_WORK TO BE COMPLETED_.
How many lines in the items below contain the string "about"? Reply with the number alone.

_THE INPUT_.
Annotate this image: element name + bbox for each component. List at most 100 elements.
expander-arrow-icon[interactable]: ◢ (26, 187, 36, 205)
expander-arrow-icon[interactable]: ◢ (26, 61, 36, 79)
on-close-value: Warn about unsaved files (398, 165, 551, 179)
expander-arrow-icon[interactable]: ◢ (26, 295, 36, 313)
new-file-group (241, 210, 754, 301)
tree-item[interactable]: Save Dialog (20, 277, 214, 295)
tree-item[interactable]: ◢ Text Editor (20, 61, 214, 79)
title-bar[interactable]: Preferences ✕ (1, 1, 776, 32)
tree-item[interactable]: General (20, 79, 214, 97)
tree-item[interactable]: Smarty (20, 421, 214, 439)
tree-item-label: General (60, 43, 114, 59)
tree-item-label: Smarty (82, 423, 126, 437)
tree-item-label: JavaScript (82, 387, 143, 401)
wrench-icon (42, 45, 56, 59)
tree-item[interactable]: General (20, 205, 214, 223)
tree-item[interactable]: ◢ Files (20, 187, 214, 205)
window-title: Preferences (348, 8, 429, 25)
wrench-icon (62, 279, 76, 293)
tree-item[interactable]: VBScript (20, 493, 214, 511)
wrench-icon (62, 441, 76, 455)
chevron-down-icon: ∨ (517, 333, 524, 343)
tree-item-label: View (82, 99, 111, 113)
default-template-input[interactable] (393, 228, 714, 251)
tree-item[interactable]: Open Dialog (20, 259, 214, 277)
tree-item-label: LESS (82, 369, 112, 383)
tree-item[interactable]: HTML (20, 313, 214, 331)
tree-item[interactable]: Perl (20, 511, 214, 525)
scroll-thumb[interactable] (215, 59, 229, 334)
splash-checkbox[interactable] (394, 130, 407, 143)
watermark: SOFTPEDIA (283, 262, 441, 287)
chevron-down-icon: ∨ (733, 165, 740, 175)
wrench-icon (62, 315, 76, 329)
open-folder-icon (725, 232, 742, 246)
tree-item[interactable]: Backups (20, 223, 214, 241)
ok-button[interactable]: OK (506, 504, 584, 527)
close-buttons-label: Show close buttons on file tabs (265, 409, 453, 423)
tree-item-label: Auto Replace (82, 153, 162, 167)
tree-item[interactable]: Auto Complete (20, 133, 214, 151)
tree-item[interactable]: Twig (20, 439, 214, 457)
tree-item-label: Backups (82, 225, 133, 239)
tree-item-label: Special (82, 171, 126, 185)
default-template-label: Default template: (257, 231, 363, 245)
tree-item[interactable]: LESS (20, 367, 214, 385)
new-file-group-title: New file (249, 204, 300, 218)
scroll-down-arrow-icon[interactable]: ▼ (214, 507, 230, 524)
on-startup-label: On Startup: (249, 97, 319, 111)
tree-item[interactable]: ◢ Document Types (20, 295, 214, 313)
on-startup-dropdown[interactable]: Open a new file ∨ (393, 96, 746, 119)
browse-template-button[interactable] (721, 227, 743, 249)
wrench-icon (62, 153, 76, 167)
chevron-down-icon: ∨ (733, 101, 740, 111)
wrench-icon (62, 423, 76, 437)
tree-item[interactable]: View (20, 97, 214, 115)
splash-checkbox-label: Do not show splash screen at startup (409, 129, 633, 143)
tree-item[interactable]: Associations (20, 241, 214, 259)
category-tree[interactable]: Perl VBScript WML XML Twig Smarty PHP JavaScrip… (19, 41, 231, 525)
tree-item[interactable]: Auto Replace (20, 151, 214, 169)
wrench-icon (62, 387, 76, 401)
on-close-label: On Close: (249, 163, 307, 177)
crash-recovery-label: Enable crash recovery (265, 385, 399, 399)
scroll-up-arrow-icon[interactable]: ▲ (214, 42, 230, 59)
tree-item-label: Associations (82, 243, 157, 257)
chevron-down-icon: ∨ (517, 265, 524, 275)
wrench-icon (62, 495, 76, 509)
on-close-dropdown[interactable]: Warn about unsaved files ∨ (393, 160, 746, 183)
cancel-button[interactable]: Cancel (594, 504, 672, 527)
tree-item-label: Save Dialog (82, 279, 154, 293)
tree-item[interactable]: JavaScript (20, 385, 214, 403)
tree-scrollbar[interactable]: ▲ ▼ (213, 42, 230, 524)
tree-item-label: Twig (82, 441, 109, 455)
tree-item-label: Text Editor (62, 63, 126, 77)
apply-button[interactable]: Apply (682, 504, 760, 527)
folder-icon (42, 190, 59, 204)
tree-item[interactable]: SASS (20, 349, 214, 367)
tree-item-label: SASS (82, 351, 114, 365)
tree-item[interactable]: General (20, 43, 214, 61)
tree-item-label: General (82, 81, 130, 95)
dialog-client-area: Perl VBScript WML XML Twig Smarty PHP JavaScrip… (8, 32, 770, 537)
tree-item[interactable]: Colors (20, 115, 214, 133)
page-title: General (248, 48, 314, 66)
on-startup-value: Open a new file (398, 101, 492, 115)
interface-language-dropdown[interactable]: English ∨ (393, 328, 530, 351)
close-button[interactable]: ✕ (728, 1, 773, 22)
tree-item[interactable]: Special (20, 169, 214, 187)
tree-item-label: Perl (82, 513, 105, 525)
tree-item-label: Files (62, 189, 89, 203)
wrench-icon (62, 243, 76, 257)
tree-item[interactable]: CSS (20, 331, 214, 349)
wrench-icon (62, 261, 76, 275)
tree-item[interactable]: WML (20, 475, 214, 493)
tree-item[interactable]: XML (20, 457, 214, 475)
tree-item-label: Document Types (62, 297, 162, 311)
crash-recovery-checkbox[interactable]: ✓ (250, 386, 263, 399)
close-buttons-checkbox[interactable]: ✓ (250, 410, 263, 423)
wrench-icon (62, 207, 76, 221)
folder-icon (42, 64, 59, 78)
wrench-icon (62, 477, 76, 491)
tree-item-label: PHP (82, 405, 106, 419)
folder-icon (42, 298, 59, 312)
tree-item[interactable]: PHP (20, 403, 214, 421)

_ANSWER FOR THIS EXERCISE_.
2